SOURCE EXTRACT —
+++

I used your suggestion and fixed a couple of mistakes in the decompress.txt. Attached is the latest.
decompress.txt

The output has bytes 0 through 18, 26, and 40 "zeroed" out. The rest of the bytes are what they should be.

Here's a screen shot of the first 46 bytes of output
output

@tomtor
Copy link
Owner

tomtor commented Jan 8, 2021

The output has bytes 0 through 18, 26, and 40 "zeroed" out. The rest of the bytes are what they should be.

What happens if you do 2 clock ticks around line 100:

if (DecompressedReadCount < GetOProgress()) {
		did_read = 1;
		DeflateWrite(REG_I_MODE, READ);
		DeflateWrite(REG_I_RADDR, DecompressedReadCount);
		DeflateClockStrobe(); DeflateClockStrobe(); // TWO TICKS
		DecompressedReadCount++;
	}

@ryanjpearson
Copy link
Author

That made the problem go away! Thank you!

@tomtor
Copy link
Owner

tomtor commented Jan 8, 2021

That made the problem go away! Thank you!

That's good news! You will probably only need the extra tick when

DecompressedReadCount + 1 == GetOProgress()

@ryanjpearson
Copy link
Author

Now, I'm trying to push through a deflate block of size 705 bytes. o_iprogress is stalling at 481, meaning I'm only able to write 513 bytes. This number is interesting (481 = 512 - 32 + 1). Any suggestions? Thanks!

@tomtor
Copy link
Owner

tomtor commented Jan 15, 2021

The standard input buffer is 512 bytes and cyclic. 32 bytes are reserved for look back when compressing (could also apply when decompressing).

+++

WRITTEN TASK 1 — Write out the forum thread starting at "That's good news!" and ending at "Any suggestions? Thanks!", swapping "extra tick" for "second tick".

SUPPLIED DATA —

+++

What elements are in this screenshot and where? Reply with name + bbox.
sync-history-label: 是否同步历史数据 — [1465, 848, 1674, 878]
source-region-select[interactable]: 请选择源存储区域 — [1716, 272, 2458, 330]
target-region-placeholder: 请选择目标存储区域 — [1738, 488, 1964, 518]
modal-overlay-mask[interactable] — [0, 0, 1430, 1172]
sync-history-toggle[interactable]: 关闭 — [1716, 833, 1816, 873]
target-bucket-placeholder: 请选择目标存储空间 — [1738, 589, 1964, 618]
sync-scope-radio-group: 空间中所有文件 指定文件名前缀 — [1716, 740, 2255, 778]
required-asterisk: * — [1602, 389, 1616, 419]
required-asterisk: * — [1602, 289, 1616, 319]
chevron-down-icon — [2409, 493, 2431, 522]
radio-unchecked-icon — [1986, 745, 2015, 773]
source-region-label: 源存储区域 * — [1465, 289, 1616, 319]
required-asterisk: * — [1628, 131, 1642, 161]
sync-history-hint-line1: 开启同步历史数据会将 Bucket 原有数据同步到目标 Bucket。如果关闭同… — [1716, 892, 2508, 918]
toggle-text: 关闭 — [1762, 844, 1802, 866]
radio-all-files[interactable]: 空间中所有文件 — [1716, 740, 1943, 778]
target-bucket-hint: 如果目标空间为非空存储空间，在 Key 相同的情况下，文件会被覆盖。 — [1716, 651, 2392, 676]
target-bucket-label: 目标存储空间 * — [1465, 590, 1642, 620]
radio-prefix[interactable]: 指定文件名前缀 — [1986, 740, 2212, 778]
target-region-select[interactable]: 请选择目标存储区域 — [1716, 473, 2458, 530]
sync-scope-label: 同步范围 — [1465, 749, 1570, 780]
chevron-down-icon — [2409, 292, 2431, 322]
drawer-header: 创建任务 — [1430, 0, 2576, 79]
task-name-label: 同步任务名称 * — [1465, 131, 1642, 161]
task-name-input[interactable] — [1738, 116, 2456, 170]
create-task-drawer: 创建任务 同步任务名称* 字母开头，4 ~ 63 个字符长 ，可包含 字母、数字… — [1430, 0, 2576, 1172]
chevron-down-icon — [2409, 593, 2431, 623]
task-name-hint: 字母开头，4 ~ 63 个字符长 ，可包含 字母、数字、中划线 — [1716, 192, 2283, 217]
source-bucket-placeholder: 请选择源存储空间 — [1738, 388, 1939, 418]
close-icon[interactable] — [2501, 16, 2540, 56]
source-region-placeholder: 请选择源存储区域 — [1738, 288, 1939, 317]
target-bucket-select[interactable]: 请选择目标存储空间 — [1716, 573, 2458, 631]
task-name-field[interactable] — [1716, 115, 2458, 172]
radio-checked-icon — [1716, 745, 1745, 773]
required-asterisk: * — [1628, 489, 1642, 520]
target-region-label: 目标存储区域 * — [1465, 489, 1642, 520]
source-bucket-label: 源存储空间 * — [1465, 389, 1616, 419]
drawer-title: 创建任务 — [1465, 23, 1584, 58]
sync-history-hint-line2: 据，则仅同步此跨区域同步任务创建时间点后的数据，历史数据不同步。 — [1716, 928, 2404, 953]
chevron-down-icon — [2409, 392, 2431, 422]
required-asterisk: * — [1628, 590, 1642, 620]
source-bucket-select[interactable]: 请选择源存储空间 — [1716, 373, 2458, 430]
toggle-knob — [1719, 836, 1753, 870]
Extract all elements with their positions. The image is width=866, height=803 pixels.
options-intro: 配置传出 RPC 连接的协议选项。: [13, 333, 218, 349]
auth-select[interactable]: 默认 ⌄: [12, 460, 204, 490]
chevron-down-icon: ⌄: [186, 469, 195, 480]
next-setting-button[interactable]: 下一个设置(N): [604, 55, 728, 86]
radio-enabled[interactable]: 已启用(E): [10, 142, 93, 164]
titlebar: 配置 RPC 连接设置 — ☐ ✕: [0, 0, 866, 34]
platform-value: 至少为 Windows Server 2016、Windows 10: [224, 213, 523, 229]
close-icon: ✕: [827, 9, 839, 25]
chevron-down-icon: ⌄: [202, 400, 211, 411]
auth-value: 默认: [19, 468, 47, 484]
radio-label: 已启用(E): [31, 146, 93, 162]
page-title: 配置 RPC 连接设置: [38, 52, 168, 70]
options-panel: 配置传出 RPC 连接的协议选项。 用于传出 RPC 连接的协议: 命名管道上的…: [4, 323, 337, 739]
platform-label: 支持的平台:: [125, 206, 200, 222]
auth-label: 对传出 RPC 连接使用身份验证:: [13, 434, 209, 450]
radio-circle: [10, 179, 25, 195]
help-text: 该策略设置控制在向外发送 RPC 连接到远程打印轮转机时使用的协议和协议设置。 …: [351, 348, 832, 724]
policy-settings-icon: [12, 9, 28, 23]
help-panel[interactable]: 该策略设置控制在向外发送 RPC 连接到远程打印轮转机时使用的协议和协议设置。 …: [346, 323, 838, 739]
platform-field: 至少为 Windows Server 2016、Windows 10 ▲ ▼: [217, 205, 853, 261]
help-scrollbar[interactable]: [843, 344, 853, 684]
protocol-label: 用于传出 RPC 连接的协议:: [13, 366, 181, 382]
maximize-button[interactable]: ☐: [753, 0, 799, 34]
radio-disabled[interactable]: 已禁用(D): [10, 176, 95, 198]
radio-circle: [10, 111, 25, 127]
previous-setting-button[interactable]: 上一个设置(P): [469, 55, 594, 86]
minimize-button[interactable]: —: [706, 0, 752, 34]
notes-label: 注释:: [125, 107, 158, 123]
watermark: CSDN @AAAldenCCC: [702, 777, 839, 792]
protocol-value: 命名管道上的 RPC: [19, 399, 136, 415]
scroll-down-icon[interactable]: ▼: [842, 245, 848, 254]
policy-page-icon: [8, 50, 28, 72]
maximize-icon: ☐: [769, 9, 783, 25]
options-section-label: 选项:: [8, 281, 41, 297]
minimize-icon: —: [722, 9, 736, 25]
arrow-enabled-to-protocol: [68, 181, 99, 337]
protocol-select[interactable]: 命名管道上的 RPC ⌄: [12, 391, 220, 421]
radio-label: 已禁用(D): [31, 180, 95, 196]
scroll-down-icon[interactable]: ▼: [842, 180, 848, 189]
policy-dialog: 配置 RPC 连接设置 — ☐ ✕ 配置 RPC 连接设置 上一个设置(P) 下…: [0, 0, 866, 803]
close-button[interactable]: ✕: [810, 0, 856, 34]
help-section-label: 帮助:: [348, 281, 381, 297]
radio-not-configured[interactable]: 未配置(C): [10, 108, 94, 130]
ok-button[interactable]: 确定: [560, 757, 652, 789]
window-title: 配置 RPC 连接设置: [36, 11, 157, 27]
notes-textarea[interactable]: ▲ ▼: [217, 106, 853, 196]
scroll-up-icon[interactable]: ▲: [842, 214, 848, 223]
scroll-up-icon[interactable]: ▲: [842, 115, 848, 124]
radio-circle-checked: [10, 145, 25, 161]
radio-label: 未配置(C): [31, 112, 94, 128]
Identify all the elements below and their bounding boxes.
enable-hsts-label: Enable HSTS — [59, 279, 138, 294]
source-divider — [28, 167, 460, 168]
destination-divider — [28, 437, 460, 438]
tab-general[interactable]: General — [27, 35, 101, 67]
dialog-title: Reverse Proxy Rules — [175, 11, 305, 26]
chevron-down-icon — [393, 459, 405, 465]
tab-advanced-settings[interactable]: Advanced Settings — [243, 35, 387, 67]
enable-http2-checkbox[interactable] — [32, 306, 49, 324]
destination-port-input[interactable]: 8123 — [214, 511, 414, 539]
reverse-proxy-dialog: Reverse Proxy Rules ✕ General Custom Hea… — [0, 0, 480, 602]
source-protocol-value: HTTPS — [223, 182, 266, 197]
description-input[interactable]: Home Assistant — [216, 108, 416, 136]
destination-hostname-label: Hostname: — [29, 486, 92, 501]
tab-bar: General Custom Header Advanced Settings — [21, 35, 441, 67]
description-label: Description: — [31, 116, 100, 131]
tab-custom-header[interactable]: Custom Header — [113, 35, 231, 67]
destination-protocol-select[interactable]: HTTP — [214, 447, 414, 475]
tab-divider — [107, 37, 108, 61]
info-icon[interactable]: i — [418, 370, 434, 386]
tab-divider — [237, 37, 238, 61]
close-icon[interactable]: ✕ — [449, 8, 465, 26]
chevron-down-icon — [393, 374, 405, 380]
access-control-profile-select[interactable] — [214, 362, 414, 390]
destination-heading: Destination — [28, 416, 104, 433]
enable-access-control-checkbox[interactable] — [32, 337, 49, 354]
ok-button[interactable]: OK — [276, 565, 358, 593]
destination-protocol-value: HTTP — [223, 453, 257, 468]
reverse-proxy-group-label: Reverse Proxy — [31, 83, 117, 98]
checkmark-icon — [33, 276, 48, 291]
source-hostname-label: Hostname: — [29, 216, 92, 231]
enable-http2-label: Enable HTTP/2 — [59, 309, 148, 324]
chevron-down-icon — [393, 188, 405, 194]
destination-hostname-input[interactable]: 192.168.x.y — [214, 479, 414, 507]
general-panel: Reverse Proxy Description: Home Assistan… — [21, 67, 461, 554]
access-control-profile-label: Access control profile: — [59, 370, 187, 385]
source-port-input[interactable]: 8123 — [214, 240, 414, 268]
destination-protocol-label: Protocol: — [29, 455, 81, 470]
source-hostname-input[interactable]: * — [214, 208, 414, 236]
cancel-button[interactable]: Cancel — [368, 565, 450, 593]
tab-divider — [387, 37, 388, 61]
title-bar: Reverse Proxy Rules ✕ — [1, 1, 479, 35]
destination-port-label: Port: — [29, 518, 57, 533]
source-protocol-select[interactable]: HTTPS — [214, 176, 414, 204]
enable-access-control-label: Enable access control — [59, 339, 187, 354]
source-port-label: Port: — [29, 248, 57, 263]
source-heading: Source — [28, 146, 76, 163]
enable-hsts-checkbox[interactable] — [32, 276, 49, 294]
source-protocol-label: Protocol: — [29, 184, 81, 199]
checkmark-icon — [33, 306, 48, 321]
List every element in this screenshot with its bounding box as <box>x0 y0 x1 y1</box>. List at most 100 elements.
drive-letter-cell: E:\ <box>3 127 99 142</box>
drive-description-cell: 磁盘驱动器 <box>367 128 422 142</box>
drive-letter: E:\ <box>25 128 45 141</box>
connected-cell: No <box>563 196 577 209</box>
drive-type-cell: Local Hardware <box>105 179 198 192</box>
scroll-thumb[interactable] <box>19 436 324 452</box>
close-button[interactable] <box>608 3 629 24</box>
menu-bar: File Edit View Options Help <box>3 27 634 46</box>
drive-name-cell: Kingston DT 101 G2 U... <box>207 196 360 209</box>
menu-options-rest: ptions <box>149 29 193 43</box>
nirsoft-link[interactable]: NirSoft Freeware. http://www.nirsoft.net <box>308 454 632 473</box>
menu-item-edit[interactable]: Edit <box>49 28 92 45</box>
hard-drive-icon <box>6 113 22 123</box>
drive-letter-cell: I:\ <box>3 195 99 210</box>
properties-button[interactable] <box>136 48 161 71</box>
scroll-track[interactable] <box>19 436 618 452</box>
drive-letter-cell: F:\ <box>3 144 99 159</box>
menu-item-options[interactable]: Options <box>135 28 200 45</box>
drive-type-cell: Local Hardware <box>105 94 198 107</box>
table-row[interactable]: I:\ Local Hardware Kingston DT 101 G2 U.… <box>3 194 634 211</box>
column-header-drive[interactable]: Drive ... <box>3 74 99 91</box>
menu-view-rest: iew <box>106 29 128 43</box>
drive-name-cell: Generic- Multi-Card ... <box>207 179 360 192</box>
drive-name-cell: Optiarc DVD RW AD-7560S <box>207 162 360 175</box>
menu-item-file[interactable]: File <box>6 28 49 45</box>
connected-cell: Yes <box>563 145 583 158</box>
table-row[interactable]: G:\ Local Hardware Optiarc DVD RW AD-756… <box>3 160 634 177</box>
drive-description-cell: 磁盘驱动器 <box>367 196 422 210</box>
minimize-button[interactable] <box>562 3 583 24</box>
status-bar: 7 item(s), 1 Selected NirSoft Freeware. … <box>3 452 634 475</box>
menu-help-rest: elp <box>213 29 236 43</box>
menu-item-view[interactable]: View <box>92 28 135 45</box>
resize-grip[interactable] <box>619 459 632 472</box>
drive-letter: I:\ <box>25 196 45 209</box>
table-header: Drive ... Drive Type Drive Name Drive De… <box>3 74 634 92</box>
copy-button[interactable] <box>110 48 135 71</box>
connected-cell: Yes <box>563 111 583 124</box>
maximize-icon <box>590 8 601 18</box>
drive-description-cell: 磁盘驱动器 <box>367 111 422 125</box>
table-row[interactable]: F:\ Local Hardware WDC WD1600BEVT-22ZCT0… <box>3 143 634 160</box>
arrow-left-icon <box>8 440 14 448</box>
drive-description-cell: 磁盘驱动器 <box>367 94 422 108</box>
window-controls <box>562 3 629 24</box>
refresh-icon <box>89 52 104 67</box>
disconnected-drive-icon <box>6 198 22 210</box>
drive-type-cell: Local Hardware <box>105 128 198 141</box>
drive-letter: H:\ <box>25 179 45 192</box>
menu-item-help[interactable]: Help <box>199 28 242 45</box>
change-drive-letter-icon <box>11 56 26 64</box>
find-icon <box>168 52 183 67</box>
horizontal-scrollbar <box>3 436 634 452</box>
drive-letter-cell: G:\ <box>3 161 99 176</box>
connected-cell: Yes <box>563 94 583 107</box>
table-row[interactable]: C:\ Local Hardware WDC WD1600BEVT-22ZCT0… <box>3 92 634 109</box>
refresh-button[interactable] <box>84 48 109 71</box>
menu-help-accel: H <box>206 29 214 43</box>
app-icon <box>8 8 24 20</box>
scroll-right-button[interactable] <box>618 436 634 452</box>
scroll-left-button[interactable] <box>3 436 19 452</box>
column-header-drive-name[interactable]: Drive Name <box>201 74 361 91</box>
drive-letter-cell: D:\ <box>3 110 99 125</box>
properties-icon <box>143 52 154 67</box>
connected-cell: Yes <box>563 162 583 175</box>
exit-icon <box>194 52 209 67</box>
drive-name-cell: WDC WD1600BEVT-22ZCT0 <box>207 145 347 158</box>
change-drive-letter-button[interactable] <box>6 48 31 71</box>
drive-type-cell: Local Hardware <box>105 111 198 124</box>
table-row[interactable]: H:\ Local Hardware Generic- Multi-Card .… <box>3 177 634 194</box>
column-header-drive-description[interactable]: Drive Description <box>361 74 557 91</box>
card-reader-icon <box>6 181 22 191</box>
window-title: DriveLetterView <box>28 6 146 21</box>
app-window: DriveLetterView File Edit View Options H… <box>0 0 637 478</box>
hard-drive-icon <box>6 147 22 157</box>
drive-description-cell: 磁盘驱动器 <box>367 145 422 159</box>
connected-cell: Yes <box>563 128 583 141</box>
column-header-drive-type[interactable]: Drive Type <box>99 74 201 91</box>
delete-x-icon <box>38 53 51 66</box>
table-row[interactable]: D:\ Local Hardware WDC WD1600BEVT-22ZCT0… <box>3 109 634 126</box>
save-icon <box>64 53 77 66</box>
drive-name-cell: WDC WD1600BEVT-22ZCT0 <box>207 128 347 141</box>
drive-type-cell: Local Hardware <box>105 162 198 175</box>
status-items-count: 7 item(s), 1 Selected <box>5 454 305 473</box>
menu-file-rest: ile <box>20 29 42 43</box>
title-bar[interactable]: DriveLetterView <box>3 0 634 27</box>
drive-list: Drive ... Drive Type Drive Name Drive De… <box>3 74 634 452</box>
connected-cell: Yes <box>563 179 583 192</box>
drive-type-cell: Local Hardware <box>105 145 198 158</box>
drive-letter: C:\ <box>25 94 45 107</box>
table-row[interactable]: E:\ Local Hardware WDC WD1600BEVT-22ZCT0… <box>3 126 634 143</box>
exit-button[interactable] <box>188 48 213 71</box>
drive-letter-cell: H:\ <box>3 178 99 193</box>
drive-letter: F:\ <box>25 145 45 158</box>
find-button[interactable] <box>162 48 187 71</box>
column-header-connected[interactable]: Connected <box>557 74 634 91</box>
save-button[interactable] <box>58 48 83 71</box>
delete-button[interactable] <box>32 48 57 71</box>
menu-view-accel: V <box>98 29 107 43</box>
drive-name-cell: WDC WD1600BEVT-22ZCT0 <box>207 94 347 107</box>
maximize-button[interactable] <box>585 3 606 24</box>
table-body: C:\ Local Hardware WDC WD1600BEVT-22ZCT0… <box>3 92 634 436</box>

+++

WRITTEN TASK 2 — Copy the records line for line, starting at their first line and ending at the line containing "radio-all-files[interactable]: 空间中所有文件 —".

FULL OUTPUT 1 —
That's good news! You will probably only need the second tick when

DecompressedReadCount + 1 == GetOProgress()

@ryanjpearson
Copy link
Author

Now, I'm trying to push through a deflate block of size 705 bytes. o_iprogress is stalling at 481, meaning I'm only able to write 513 bytes. This number is interesting (481 = 512 - 32 + 1). Any suggestions? Thanks!

FULL OUTPUT 2 —
What elements are in this screenshot and where? Reply with name + bbox.
sync-history-label: 是否同步历史数据 — [1465, 848, 1674, 878]
source-region-select[interactable]: 请选择源存储区域 — [1716, 272, 2458, 330]
target-region-placeholder: 请选择目标存储区域 — [1738, 488, 1964, 518]
modal-overlay-mask[interactable] — [0, 0, 1430, 1172]
sync-history-toggle[interactable]: 关闭 — [1716, 833, 1816, 873]
target-bucket-placeholder: 请选择目标存储空间 — [1738, 589, 1964, 618]
sync-scope-radio-group: 空间中所有文件 指定文件名前缀 — [1716, 740, 2255, 778]
required-asterisk: * — [1602, 389, 1616, 419]
required-asterisk: * — [1602, 289, 1616, 319]
chevron-down-icon — [2409, 493, 2431, 522]
radio-unchecked-icon — [1986, 745, 2015, 773]
source-region-label: 源存储区域 * — [1465, 289, 1616, 319]
required-asterisk: * — [1628, 131, 1642, 161]
sync-history-hint-line1: 开启同步历史数据会将 Bucket 原有数据同步到目标 Bucket。如果关闭同… — [1716, 892, 2508, 918]
toggle-text: 关闭 — [1762, 844, 1802, 866]
radio-all-files[interactable]: 空间中所有文件 — [1716, 740, 1943, 778]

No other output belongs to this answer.